--- Input ---

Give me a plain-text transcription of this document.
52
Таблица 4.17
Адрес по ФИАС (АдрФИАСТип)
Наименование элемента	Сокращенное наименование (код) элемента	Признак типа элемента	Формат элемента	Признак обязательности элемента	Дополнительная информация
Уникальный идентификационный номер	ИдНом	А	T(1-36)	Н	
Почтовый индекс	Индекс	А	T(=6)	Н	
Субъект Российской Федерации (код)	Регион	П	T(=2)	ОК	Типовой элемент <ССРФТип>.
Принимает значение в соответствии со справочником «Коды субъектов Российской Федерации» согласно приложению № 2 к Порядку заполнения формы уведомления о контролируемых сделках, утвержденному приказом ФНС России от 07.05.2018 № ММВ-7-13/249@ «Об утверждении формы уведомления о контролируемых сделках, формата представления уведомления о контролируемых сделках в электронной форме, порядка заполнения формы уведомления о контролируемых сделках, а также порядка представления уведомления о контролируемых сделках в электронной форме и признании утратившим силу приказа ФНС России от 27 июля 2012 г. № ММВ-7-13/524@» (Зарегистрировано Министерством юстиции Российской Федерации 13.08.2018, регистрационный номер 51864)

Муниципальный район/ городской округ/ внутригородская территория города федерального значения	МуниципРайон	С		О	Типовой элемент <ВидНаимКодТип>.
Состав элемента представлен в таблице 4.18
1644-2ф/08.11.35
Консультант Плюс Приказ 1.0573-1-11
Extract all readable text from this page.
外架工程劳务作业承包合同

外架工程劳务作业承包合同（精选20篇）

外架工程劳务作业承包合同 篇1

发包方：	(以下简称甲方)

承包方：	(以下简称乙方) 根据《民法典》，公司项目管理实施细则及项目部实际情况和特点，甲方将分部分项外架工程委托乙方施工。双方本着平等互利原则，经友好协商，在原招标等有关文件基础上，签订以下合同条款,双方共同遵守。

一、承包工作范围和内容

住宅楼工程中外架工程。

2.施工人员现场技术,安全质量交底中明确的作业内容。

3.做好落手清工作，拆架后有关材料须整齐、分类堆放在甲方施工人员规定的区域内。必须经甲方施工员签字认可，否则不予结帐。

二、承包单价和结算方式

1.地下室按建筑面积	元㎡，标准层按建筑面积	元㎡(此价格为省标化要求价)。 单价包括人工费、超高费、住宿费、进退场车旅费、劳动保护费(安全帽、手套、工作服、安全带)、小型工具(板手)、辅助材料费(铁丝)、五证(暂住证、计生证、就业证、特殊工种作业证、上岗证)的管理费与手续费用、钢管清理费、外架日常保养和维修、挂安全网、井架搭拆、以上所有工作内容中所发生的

---

Direction »
Extract all lines from the material above that include the word "text".

Solution »
Give me a plain-text transcription of this document.
Extract all readable text from this page.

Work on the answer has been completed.